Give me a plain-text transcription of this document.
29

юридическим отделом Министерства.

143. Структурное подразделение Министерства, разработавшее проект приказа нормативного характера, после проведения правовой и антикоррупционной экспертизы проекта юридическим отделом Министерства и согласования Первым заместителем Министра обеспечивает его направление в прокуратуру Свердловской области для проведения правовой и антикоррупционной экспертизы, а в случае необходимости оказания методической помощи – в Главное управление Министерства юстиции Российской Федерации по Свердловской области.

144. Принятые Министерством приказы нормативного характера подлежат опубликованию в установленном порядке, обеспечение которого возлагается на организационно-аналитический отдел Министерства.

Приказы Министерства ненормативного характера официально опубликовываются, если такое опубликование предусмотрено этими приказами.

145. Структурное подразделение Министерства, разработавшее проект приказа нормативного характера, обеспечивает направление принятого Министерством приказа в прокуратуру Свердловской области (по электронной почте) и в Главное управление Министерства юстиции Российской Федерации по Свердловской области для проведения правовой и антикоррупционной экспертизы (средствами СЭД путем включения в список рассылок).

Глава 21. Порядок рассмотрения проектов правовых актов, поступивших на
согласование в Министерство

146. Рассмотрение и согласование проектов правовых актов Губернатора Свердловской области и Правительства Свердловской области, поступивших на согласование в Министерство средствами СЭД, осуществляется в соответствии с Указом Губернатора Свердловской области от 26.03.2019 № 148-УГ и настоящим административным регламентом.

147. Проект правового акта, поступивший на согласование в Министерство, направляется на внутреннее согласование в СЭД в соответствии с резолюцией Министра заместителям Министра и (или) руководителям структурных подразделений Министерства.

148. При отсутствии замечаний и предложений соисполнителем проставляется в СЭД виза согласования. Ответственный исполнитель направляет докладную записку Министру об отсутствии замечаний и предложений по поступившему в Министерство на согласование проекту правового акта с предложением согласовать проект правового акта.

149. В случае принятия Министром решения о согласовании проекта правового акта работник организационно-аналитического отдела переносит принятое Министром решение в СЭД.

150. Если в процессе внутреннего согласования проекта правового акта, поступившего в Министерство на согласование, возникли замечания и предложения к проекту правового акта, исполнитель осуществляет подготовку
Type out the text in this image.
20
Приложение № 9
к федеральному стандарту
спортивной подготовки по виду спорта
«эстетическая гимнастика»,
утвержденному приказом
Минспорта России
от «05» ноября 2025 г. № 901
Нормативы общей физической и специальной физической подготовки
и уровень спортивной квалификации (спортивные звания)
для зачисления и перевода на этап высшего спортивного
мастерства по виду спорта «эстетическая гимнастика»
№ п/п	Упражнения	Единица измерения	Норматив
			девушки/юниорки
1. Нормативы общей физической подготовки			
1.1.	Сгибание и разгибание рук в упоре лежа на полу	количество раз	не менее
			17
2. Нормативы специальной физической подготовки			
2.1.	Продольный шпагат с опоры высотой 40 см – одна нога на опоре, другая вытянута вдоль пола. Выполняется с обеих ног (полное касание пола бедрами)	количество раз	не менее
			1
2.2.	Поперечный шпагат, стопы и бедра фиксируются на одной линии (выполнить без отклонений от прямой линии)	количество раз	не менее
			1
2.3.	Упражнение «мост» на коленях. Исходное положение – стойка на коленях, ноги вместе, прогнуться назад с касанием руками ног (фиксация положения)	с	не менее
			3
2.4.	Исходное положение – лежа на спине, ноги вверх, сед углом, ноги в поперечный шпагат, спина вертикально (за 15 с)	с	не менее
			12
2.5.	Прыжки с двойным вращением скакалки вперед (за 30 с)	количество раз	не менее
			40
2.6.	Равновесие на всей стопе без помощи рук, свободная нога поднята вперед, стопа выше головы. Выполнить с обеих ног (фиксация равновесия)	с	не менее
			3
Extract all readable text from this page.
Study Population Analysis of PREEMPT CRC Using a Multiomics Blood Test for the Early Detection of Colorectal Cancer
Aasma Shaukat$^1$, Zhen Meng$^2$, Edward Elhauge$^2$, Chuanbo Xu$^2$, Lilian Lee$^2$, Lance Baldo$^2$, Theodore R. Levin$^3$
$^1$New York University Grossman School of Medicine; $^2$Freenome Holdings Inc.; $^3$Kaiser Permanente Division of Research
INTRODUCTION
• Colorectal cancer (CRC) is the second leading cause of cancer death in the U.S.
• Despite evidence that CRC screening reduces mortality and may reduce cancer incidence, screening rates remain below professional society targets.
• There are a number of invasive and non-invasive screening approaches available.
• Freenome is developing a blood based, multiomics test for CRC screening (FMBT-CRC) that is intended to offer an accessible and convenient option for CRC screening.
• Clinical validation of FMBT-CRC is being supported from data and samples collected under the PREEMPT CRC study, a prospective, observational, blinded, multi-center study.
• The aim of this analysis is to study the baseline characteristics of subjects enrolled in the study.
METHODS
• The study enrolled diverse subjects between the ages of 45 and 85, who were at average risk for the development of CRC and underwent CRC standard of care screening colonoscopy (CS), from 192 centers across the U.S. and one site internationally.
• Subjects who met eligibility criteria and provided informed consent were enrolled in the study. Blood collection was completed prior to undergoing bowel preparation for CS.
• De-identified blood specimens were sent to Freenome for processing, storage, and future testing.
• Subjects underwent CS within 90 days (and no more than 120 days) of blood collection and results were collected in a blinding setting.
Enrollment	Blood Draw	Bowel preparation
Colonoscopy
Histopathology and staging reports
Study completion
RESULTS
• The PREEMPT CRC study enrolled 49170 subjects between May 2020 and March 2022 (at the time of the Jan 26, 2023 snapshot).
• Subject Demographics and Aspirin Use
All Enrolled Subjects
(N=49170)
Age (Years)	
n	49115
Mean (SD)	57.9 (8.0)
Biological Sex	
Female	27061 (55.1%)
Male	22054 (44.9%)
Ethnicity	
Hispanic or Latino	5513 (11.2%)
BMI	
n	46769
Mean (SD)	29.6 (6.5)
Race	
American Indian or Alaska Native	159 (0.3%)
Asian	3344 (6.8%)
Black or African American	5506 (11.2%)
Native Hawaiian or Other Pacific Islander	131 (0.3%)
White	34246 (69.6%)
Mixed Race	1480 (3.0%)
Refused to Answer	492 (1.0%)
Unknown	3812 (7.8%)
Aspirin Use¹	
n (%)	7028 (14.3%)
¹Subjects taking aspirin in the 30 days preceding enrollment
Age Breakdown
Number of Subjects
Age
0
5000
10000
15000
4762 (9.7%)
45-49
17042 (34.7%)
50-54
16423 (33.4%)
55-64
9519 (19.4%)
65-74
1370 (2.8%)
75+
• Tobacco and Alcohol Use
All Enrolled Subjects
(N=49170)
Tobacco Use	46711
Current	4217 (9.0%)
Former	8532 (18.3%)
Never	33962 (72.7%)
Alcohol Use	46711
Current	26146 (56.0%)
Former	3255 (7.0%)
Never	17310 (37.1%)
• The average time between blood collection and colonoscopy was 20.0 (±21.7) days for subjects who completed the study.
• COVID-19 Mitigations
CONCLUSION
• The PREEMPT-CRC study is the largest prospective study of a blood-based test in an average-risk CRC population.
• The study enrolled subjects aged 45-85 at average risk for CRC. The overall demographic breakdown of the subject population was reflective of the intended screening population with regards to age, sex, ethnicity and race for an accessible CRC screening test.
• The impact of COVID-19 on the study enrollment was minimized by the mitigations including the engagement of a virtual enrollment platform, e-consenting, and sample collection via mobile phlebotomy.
* * * * * * *
Take the entries and copy them out exactly.

▸ Worked answer:
Give me a plain-text transcription of this document.
29

юридическим отделом Министерства.

143. Структурное подразделение Министерства, разработавшее проект приказа нормативного характера, после проведения правовой и антикоррупционной экспертизы проекта юридическим отделом Министерства и согласования Первым заместителем Министра обеспечивает его направление в прокуратуру Свердловской области для проведения правовой и антикоррупционной экспертизы, а в случае необходимости оказания методической помощи – в Главное управление Министерства юстиции Российской Федерации по Свердловской области.

144. Принятые Министерством приказы нормативного характера подлежат опубликованию в установленном порядке, обеспечение которого возлагается на организационно-аналитический отдел Министерства.

Приказы Министерства ненормативного характера официально опубликовываются, если такое опубликование предусмотрено этими приказами.

145. Структурное подразделение Министерства, разработавшее проект приказа нормативного характера, обеспечивает направление принятого Министерством приказа в прокуратуру Свердловской области (по электронной почте) и в Главное управление Министерства юстиции Российской Федерации по Свердловской области для проведения правовой и антикоррупционной экспертизы (средствами СЭД путем включения в список рассылок).

Глава 21. Порядок рассмотрения проектов правовых актов, поступивших на
согласование в Министерство

146. Рассмотрение и согласование проектов правовых актов Губернатора Свердловской области и Правительства Свердловской области, поступивших на согласование в Министерство средствами СЭД, осуществляется в соответствии с Указом Губернатора Свердловской области от 26.03.2019 № 148-УГ и настоящим административным регламентом.

147. Проект правового акта, поступивший на согласование в Министерство, направляется на внутреннее согласование в СЭД в соответствии с резолюцией Министра заместителям Министра и (или) руководителям структурных подразделений Министерства.

148. При отсутствии замечаний и предложений соисполнителем проставляется в СЭД виза согласования. Ответственный исполнитель направляет докладную записку Министру об отсутствии замечаний и предложений по поступившему в Министерство на согласование проекту правового акта с предложением согласовать проект правового акта.

149. В случае принятия Министром решения о согласовании проекта правового акта работник организационно-аналитического отдела переносит принятое Министром решение в СЭД.

150. Если в процессе внутреннего согласования проекта правового акта, поступившего в Министерство на согласование, возникли замечания и предложения к проекту правового акта, исполнитель осуществляет подготовку
Type out the text in this image.
20
Приложение № 9
к федеральному стандарту
спортивной подготовки по виду спорта
«эстетическая гимнастика»,
утвержденному приказом
Минспорта России
от «05» ноября 2025 г. № 901
Нормативы общей физической и специальной физической подготовки
и уровень спортивной квалификации (спортивные звания)
для зачисления и перевода на этап высшего спортивного
мастерства по виду спорта «эстетическая гимнастика»
№ п/п	Упражнения	Единица измерения	Норматив
			девушки/юниорки
1. Нормативы общей физической подготовки			
1.1.	Сгибание и разгибание рук в упоре лежа на полу	количество раз	не менее
			17
2. Нормативы специальной физической подготовки			
2.1.	Продольный шпагат с опоры высотой 40 см – одна нога на опоре, другая вытянута вдоль пола. Выполняется с обеих ног (полное касание пола бедрами)	количество раз	не менее
			1
2.2.	Поперечный шпагат, стопы и бедра фиксируются на одной линии (выполнить без отклонений от прямой линии)	количество раз	не менее
			1
2.3.	Упражнение «мост» на коленях. Исходное положение – стойка на коленях, ноги вместе, прогнуться назад с касанием руками ног (фиксация положения)	с	не менее
			3
2.4.	Исходное положение – лежа на спине, ноги вверх, сед углом, ноги в поперечный шпагат, спина вертикально (за 15 с)	с	не менее
			12
2.5.	Прыжки с двойным вращением скакалки вперед (за 30 с)	количество раз	не менее
			40
2.6.	Равновесие на всей стопе без помощи рук, свободная нога поднята вперед, стопа выше головы. Выполнить с обеих ног (фиксация равновесия)	с	не менее
			3
Extract all readable text from this page.
Study Population Analysis of PREEMPT CRC Using a Multiomics Blood Test for the Early Detection of Colorectal Cancer
Aasma Shaukat$^1$, Zhen Meng$^2$, Edward Elhauge$^2$, Chuanbo Xu$^2$, Lilian Lee$^2$, Lance Baldo$^2$, Theodore R. Levin$^3$
$^1$New York University Grossman School of Medicine; $^2$Freenome Holdings Inc.; $^3$Kaiser Permanente Division of Research
INTRODUCTION
• Colorectal cancer (CRC) is the second leading cause of cancer death in the U.S.
• Despite evidence that CRC screening reduces mortality and may reduce cancer incidence, screening rates remain below professional society targets.
• There are a number of invasive and non-invasive screening approaches available.
• Freenome is developing a blood based, multiomics test for CRC screening (FMBT-CRC) that is intended to offer an accessible and convenient option for CRC screening.
• Clinical validation of FMBT-CRC is being supported from data and samples collected under the PREEMPT CRC study, a prospective, observational, blinded, multi-center study.
• The aim of this analysis is to study the baseline characteristics of subjects enrolled in the study.
METHODS
• The study enrolled diverse subjects between the ages of 45 and 85, who were at average risk for the development of CRC and underwent CRC standard of care screening colonoscopy (CS), from 192 centers across the U.S. and one site internationally.
• Subjects who met eligibility criteria and provided informed consent were enrolled in the study. Blood collection was completed prior to undergoing bowel preparation for CS.
• De-identified blood specimens were sent to Freenome for processing, storage, and future testing.
• Subjects underwent CS within 90 days (and no more than 120 days) of blood collection and results were collected in a blinding setting.
Enrollment	Blood Draw	Bowel preparation
Colonoscopy
Histopathology and staging reports
Study completion
RESULTS
• The PREEMPT CRC study enrolled 49170 subjects between May 2020 and March 2022 (at the time of the Jan 26, 2023 snapshot).
• Subject Demographics and Aspirin Use
All Enrolled Subjects
(N=49170)
Age (Years)	
n	49115
Mean (SD)	57.9 (8.0)
Biological Sex	
Female	27061 (55.1%)
Male	22054 (44.9%)
Ethnicity	
Hispanic or Latino	5513 (11.2%)
BMI	
n	46769
Mean (SD)	29.6 (6.5)
Race	
American Indian or Alaska Native	159 (0.3%)
Asian	3344 (6.8%)
Black or African American	5506 (11.2%)
Native Hawaiian or Other Pacific Islander	131 (0.3%)
White	34246 (69.6%)
Mixed Race	1480 (3.0%)
Refused to Answer	492 (1.0%)
Unknown	3812 (7.8%)
Aspirin Use¹	
n (%)	7028 (14.3%)
¹Subjects taking aspirin in the 30 days preceding enrollment
Age Breakdown
Number of Subjects
Age
0
5000
10000
15000
4762 (9.7%)
45-49
17042 (34.7%)
50-54
16423 (33.4%)
55-64
9519 (19.4%)
65-74
1370 (2.8%)
75+
• Tobacco and Alcohol Use
All Enrolled Subjects
(N=49170)
Tobacco Use	46711
Current	4217 (9.0%)
Former	8532 (18.3%)
Never	33962 (72.7%)
Alcohol Use	46711
Current	26146 (56.0%)
Former	3255 (7.0%)
Never	17310 (37.1%)
• The average time between blood collection and colonoscopy was 20.0 (±21.7) days for subjects who completed the study.
• COVID-19 Mitigations
CONCLUSION
• The PREEMPT-CRC study is the largest prospective study of a blood-based test in an average-risk CRC population.
• The study enrolled subjects aged 45-85 at average risk for CRC. The overall demographic breakdown of the subject population was reflective of the intended screening population with regards to age, sex, ethnicity and race for an accessible CRC screening test.
• The impact of COVID-19 on the study enrollment was minimized by the mitigations including the engagement of a virtual enrollment platform, e-consenting, and sample collection via mobile phlebotomy.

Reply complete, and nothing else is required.